- Your instructions:
Every entry needs to be printed exactly, please.

* begin Items *

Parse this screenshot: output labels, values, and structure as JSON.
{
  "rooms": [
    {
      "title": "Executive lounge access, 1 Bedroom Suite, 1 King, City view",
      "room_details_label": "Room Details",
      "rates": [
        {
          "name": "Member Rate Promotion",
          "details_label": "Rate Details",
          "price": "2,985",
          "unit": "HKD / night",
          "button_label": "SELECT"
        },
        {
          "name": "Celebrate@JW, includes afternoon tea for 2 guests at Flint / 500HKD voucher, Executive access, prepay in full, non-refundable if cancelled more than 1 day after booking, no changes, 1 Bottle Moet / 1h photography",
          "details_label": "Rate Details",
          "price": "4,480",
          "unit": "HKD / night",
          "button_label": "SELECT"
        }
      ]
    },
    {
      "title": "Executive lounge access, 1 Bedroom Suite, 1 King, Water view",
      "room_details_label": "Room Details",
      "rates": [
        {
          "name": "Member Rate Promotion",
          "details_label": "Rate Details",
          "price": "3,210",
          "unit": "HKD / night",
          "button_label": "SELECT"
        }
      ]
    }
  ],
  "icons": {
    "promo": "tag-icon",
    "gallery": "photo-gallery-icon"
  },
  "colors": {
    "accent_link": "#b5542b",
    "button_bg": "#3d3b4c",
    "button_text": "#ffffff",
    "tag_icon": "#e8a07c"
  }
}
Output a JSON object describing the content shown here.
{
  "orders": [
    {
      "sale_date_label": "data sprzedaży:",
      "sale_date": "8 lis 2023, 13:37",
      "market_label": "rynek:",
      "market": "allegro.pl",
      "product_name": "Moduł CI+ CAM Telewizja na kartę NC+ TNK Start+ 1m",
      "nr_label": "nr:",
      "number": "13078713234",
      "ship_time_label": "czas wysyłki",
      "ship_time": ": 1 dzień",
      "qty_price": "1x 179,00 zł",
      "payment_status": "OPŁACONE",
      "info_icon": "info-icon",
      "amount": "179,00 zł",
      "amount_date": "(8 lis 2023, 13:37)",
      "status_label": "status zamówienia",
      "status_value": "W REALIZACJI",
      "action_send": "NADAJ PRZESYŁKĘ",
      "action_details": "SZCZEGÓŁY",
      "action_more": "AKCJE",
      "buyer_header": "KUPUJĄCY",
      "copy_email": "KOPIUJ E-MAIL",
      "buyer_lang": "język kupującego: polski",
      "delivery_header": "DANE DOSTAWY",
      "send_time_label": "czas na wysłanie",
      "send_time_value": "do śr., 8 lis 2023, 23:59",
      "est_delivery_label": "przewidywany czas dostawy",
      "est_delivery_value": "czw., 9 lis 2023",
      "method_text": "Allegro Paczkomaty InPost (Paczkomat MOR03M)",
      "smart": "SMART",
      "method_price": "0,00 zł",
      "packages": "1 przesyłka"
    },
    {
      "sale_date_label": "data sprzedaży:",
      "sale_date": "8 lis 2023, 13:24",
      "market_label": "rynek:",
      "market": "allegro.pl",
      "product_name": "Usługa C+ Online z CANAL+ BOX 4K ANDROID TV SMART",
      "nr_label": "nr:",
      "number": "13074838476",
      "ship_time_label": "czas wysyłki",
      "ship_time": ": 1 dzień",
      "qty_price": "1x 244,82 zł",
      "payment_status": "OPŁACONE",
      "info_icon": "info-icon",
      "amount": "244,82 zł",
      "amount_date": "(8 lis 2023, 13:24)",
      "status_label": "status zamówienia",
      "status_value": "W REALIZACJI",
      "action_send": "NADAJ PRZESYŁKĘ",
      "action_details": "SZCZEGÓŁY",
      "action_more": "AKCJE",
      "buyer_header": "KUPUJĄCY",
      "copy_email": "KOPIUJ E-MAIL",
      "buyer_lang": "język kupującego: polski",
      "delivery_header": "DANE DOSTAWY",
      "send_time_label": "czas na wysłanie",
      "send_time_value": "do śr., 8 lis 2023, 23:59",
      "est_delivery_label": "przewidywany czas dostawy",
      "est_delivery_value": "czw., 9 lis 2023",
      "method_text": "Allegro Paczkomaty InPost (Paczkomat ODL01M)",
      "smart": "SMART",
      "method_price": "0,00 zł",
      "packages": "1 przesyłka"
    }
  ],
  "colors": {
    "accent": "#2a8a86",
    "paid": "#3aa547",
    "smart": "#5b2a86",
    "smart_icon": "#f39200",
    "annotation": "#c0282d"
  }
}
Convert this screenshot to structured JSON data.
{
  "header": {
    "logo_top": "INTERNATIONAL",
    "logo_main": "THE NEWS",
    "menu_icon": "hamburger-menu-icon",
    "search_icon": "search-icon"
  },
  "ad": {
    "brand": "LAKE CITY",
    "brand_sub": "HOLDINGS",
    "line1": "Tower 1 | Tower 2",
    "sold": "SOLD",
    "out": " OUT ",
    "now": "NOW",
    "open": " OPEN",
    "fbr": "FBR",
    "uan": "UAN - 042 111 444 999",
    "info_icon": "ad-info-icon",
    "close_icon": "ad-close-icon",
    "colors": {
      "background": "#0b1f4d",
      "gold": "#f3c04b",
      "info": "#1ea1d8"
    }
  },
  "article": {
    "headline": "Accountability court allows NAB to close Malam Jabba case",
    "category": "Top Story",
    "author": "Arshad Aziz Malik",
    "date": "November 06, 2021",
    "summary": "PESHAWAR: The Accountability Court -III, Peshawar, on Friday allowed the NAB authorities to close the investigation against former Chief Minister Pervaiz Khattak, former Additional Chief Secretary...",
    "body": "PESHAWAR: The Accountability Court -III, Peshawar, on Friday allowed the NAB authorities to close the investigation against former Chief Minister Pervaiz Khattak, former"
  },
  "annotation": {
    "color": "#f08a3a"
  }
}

* end Items *

- Solution below:
Parse this screenshot: output labels, values, and structure as JSON.
{
  "rooms": [
    {
      "title": "Executive lounge access, 1 Bedroom Suite, 1 King, City view",
      "room_details_label": "Room Details",
      "rates": [
        {
          "name": "Member Rate Promotion",
          "details_label": "Rate Details",
          "price": "2,985",
          "unit": "HKD / night",
          "button_label": "SELECT"
        },
        {
          "name": "Celebrate@JW, includes afternoon tea for 2 guests at Flint / 500HKD voucher, Executive access, prepay in full, non-refundable if cancelled more than 1 day after booking, no changes, 1 Bottle Moet / 1h photography",
          "details_label": "Rate Details",
          "price": "4,480",
          "unit": "HKD / night",
          "button_label": "SELECT"
        }
      ]
    },
    {
      "title": "Executive lounge access, 1 Bedroom Suite, 1 King, Water view",
      "room_details_label": "Room Details",
      "rates": [
        {
          "name": "Member Rate Promotion",
          "details_label": "Rate Details",
          "price": "3,210",
          "unit": "HKD / night",
          "button_label": "SELECT"
        }
      ]
    }
  ],
  "icons": {
    "promo": "tag-icon",
    "gallery": "photo-gallery-icon"
  },
  "colors": {
    "accent_link": "#b5542b",
    "button_bg": "#3d3b4c",
    "button_text": "#ffffff",
    "tag_icon": "#e8a07c"
  }
}
Output a JSON object describing the content shown here.
{
  "orders": [
    {
      "sale_date_label": "data sprzedaży:",
      "sale_date": "8 lis 2023, 13:37",
      "market_label": "rynek:",
      "market": "allegro.pl",
      "product_name": "Moduł CI+ CAM Telewizja na kartę NC+ TNK Start+ 1m",
      "nr_label": "nr:",
      "number": "13078713234",
      "ship_time_label": "czas wysyłki",
      "ship_time": ": 1 dzień",
      "qty_price": "1x 179,00 zł",
      "payment_status": "OPŁACONE",
      "info_icon": "info-icon",
      "amount": "179,00 zł",
      "amount_date": "(8 lis 2023, 13:37)",
      "status_label": "status zamówienia",
      "status_value": "W REALIZACJI",
      "action_send": "NADAJ PRZESYŁKĘ",
      "action_details": "SZCZEGÓŁY",
      "action_more": "AKCJE",
      "buyer_header": "KUPUJĄCY",
      "copy_email": "KOPIUJ E-MAIL",
      "buyer_lang": "język kupującego: polski",
      "delivery_header": "DANE DOSTAWY",
      "send_time_label": "czas na wysłanie",
      "send_time_value": "do śr., 8 lis 2023, 23:59",
      "est_delivery_label": "przewidywany czas dostawy",
      "est_delivery_value": "czw., 9 lis 2023",
      "method_text": "Allegro Paczkomaty InPost (Paczkomat MOR03M)",
      "smart": "SMART",
      "method_price": "0,00 zł",
      "packages": "1 przesyłka"
    },
    {
      "sale_date_label": "data sprzedaży:",
      "sale_date": "8 lis 2023, 13:24",
      "market_label": "rynek:",
      "market": "allegro.pl",
      "product_name": "Usługa C+ Online z CANAL+ BOX 4K ANDROID TV SMART",
      "nr_label": "nr:",
      "number": "13074838476",
      "ship_time_label": "czas wysyłki",
      "ship_time": ": 1 dzień",
      "qty_price": "1x 244,82 zł",
      "payment_status": "OPŁACONE",
      "info_icon": "info-icon",
      "amount": "244,82 zł",
      "amount_date": "(8 lis 2023, 13:24)",
      "status_label": "status zamówienia",
      "status_value": "W REALIZACJI",
      "action_send": "NADAJ PRZESYŁKĘ",
      "action_details": "SZCZEGÓŁY",
      "action_more": "AKCJE",
      "buyer_header": "KUPUJĄCY",
      "copy_email": "KOPIUJ E-MAIL",
      "buyer_lang": "język kupującego: polski",
      "delivery_header": "DANE DOSTAWY",
      "send_time_label": "czas na wysłanie",
      "send_time_value": "do śr., 8 lis 2023, 23:59",
      "est_delivery_label": "przewidywany czas dostawy",
      "est_delivery_value": "czw., 9 lis 2023",
      "method_text": "Allegro Paczkomaty InPost (Paczkomat ODL01M)",
      "smart": "SMART",
      "method_price": "0,00 zł",
      "packages": "1 przesyłka"
    }
  ],
  "colors": {
    "accent": "#2a8a86",
    "paid": "#3aa547",
    "smart": "#5b2a86",
    "smart_icon": "#f39200",
    "annotation": "#c0282d"
  }
}
Convert this screenshot to structured JSON data.
{
  "header": {
    "logo_top": "INTERNATIONAL",
    "logo_main": "THE NEWS",
    "menu_icon": "hamburger-menu-icon",
    "search_icon": "search-icon"
  },
  "ad": {
    "brand": "LAKE CITY",
    "brand_sub": "HOLDINGS",
    "line1": "Tower 1 | Tower 2",
    "sold": "SOLD",
    "out": " OUT ",
    "now": "NOW",
    "open": " OPEN",
    "fbr": "FBR",
    "uan": "UAN - 042 111 444 999",
    "info_icon": "ad-info-icon",
    "close_icon": "ad-close-icon",
    "colors": {
      "background": "#0b1f4d",
      "gold": "#f3c04b",
      "info": "#1ea1d8"
    }
  },
  "article": {
    "headline": "Accountability court allows NAB to close Malam Jabba case",
    "category": "Top Story",
    "author": "Arshad Aziz Malik",
    "date": "November 06, 2021",
    "summary": "PESHAWAR: The Accountability Court -III, Peshawar, on Friday allowed the NAB authorities to close the investigation against former Chief Minister Pervaiz Khattak, former Additional Chief Secretary...",
    "body": "PESHAWAR: The Accountability Court -III, Peshawar, on Friday allowed the NAB authorities to close the investigation against former Chief Minister Pervaiz Khattak, former"
  },
  "annotation": {
    "color": "#f08a3a"
  }
}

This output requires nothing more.